To be done:
Find every line in the records below that holds the word "Manager", and copy each one.

#### Entries ####

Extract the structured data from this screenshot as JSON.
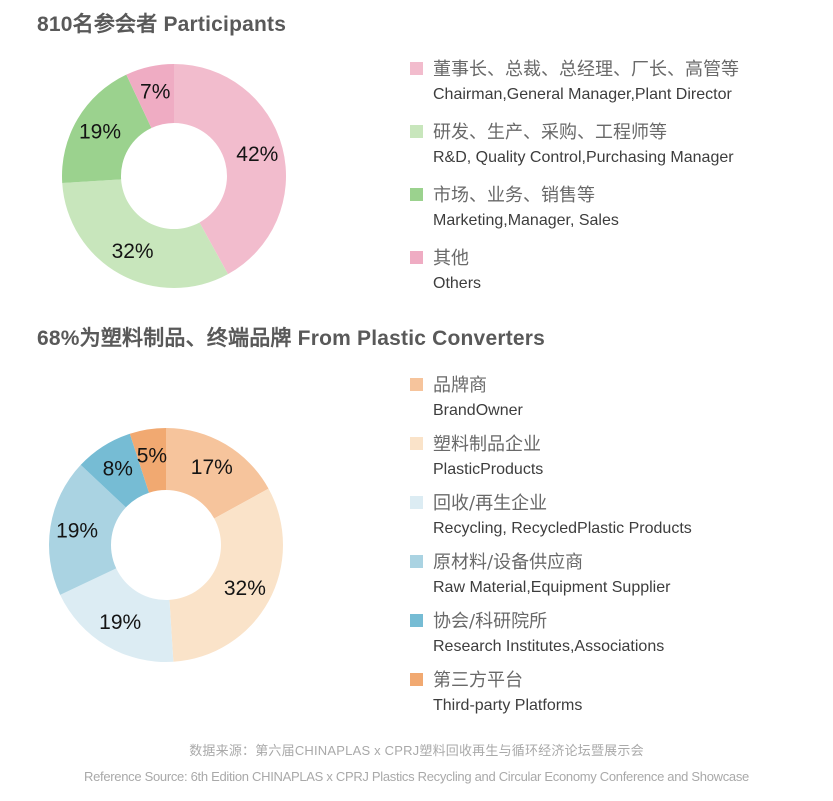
{
  "page": {
    "background": "#ffffff"
  },
  "sections": [
    {
      "title": "810名参会者 Participants"
    },
    {
      "title": "68%为塑料制品、终端品牌 From Plastic Converters"
    }
  ],
  "chart_data": [
    {
      "type": "pie",
      "subtype": "donut",
      "title": "810名参会者 Participants",
      "start_angle_deg": 0,
      "direction": "clockwise",
      "legend_position": "right",
      "label_format": "percent",
      "slices": [
        {
          "label_cn": "董事长、总裁、总经理、厂长、高管等",
          "label_en": "Chairman,General Manager,Plant Director",
          "value_pct": 42,
          "color": "#f2bccd"
        },
        {
          "label_cn": "研发、生产、采购、工程师等",
          "label_en": "R&D, Quality Control,Purchasing Manager",
          "value_pct": 32,
          "color": "#c8e6bc"
        },
        {
          "label_cn": "市场、业务、销售等",
          "label_en": "Marketing,Manager, Sales",
          "value_pct": 19,
          "color": "#9bd28e"
        },
        {
          "label_cn": "其他",
          "label_en": "Others",
          "value_pct": 7,
          "color": "#efacc3"
        }
      ]
    },
    {
      "type": "pie",
      "subtype": "donut",
      "title": "68%为塑料制品、终端品牌 From Plastic Converters",
      "start_angle_deg": 0,
      "direction": "clockwise",
      "legend_position": "right",
      "label_format": "percent",
      "slices": [
        {
          "label_cn": "品牌商",
          "label_en": "BrandOwner",
          "value_pct": 17,
          "color": "#f6c49c"
        },
        {
          "label_cn": "塑料制品企业",
          "label_en": "PlasticProducts",
          "value_pct": 32,
          "color": "#fae3c9"
        },
        {
          "label_cn": "回收/再生企业",
          "label_en": "Recycling, RecycledPlastic Products",
          "value_pct": 19,
          "color": "#dcecf3"
        },
        {
          "label_cn": "原材料/设备供应商",
          "label_en": "Raw Material,Equipment Supplier",
          "value_pct": 19,
          "color": "#aad3e2"
        },
        {
          "label_cn": "协会/科研院所",
          "label_en": "Research Institutes,Associations",
          "value_pct": 8,
          "color": "#76bcd4"
        },
        {
          "label_cn": "第三方平台",
          "label_en": "Third-party Platforms",
          "value_pct": 5,
          "color": "#f1a971"
        }
      ]
    }
  ],
  "footer": {
    "line1": "数据来源：第六届CHINAPLAS x CPRJ塑料回收再生与循环经济论坛暨展示会",
    "line2": "Reference Source: 6th Edition CHINAPLAS x CPRJ Plastics Recycling and Circular Economy Conference and Showcase"
  }
}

####

Reply to the task:
          "label_en": "Chairman,General Manager,Plant Director",
          "label_en": "R&D, Quality Control,Purchasing Manager",
          "label_en": "Marketing,Manager, Sales",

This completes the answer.